• _Material for the task_
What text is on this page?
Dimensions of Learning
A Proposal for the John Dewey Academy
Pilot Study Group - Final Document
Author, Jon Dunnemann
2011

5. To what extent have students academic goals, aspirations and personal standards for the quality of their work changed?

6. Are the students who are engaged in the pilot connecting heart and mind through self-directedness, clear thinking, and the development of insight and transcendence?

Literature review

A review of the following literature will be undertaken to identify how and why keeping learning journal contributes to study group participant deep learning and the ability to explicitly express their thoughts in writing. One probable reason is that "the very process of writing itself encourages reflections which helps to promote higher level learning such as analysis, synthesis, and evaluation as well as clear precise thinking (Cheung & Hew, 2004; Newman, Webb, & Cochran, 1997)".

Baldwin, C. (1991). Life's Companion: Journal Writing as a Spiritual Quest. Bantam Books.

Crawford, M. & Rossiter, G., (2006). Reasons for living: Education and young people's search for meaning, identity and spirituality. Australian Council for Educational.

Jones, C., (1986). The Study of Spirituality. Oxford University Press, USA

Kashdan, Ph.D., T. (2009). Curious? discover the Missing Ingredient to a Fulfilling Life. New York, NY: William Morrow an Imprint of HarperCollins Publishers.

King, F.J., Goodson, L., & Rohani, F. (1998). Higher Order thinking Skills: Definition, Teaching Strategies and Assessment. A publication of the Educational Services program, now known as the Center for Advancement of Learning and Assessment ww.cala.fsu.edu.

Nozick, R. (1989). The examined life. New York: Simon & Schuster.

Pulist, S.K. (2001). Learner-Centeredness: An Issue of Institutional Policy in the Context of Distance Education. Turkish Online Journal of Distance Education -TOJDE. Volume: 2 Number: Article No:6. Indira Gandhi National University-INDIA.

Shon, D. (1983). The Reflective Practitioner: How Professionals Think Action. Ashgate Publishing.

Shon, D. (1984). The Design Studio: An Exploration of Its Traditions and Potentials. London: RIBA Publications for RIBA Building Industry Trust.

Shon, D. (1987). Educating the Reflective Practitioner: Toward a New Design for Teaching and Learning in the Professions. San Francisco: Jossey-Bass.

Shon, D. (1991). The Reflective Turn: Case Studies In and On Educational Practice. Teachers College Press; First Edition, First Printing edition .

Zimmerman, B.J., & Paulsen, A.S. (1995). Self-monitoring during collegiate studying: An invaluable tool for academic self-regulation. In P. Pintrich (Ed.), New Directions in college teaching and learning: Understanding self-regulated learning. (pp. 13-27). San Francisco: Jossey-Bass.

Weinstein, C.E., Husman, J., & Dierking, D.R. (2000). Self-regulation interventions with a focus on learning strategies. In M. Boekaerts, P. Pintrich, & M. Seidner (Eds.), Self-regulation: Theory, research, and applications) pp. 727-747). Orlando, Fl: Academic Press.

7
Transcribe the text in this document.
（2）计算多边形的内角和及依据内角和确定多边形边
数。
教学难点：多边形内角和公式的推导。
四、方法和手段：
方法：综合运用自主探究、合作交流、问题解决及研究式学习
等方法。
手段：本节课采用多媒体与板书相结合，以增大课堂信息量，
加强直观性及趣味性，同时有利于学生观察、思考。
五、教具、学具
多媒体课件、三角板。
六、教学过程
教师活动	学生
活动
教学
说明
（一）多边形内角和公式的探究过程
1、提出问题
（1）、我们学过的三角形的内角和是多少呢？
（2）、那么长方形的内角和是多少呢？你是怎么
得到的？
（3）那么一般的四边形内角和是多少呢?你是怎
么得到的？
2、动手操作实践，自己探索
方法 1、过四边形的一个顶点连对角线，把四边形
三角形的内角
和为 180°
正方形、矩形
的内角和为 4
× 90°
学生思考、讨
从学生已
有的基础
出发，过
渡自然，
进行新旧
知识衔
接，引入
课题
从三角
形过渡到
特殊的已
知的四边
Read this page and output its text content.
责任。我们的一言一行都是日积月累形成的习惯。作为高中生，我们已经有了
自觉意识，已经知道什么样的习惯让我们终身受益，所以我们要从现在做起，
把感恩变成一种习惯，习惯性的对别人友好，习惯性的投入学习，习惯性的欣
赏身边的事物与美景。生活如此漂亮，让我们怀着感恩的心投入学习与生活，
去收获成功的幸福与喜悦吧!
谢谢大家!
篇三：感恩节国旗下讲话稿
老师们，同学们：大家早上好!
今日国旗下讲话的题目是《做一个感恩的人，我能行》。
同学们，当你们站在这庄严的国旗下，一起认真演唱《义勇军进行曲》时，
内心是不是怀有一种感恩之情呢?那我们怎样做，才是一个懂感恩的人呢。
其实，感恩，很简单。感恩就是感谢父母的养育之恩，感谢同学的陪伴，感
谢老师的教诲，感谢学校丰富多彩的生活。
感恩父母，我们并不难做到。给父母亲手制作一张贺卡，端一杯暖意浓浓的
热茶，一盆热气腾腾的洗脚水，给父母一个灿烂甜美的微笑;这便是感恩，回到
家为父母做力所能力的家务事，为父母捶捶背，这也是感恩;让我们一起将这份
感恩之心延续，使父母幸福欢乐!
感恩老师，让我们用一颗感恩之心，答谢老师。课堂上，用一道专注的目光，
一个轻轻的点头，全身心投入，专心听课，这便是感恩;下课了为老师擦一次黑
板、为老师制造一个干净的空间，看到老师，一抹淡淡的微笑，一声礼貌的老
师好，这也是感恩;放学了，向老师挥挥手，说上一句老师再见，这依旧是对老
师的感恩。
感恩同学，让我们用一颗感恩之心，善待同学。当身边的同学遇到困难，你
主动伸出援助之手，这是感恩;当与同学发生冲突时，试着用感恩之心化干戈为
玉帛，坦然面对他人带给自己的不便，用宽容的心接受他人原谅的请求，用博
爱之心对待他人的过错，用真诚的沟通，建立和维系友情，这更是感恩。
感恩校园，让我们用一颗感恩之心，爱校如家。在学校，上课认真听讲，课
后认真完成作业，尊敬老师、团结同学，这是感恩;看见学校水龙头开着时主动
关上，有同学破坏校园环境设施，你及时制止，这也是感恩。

• _Problem to solve_
Reproduce nothing but the lines from the line containing "Transcribe the text in this document." to the last line of the data, each exactly as written.

• _Answer to this exercise_
Transcribe the text in this document.
（2）计算多边形的内角和及依据内角和确定多边形边
数。
教学难点：多边形内角和公式的推导。
四、方法和手段：
方法：综合运用自主探究、合作交流、问题解决及研究式学习
等方法。
手段：本节课采用多媒体与板书相结合，以增大课堂信息量，
加强直观性及趣味性，同时有利于学生观察、思考。
五、教具、学具
多媒体课件、三角板。
六、教学过程
教师活动	学生
活动
教学
说明
（一）多边形内角和公式的探究过程
1、提出问题
（1）、我们学过的三角形的内角和是多少呢？
（2）、那么长方形的内角和是多少呢？你是怎么
得到的？
（3）那么一般的四边形内角和是多少呢?你是怎
么得到的？
2、动手操作实践，自己探索
方法 1、过四边形的一个顶点连对角线，把四边形
三角形的内角
和为 180°
正方形、矩形
的内角和为 4
× 90°
学生思考、讨
从学生已
有的基础
出发，过
渡自然，
进行新旧
知识衔
接，引入
课题
从三角
形过渡到
特殊的已
知的四边
Read this page and output its text content.
责任。我们的一言一行都是日积月累形成的习惯。作为高中生，我们已经有了
自觉意识，已经知道什么样的习惯让我们终身受益，所以我们要从现在做起，
把感恩变成一种习惯，习惯性的对别人友好，习惯性的投入学习，习惯性的欣
赏身边的事物与美景。生活如此漂亮，让我们怀着感恩的心投入学习与生活，
去收获成功的幸福与喜悦吧!
谢谢大家!
篇三：感恩节国旗下讲话稿
老师们，同学们：大家早上好!
今日国旗下讲话的题目是《做一个感恩的人，我能行》。
同学们，当你们站在这庄严的国旗下，一起认真演唱《义勇军进行曲》时，
内心是不是怀有一种感恩之情呢?那我们怎样做，才是一个懂感恩的人呢。
其实，感恩，很简单。感恩就是感谢父母的养育之恩，感谢同学的陪伴，感
谢老师的教诲，感谢学校丰富多彩的生活。
感恩父母，我们并不难做到。给父母亲手制作一张贺卡，端一杯暖意浓浓的
热茶，一盆热气腾腾的洗脚水，给父母一个灿烂甜美的微笑;这便是感恩，回到
家为父母做力所能力的家务事，为父母捶捶背，这也是感恩;让我们一起将这份
感恩之心延续，使父母幸福欢乐!
感恩老师，让我们用一颗感恩之心，答谢老师。课堂上，用一道专注的目光，
一个轻轻的点头，全身心投入，专心听课，这便是感恩;下课了为老师擦一次黑
板、为老师制造一个干净的空间，看到老师，一抹淡淡的微笑，一声礼貌的老
师好，这也是感恩;放学了，向老师挥挥手，说上一句老师再见，这依旧是对老
师的感恩。
感恩同学，让我们用一颗感恩之心，善待同学。当身边的同学遇到困难，你
主动伸出援助之手，这是感恩;当与同学发生冲突时，试着用感恩之心化干戈为
玉帛，坦然面对他人带给自己的不便，用宽容的心接受他人原谅的请求，用博
爱之心对待他人的过错，用真诚的沟通，建立和维系友情，这更是感恩。
感恩校园，让我们用一颗感恩之心，爱校如家。在学校，上课认真听讲，课
后认真完成作业，尊敬老师、团结同学，这是感恩;看见学校水龙头开着时主动
关上，有同学破坏校园环境设施，你及时制止，这也是感恩。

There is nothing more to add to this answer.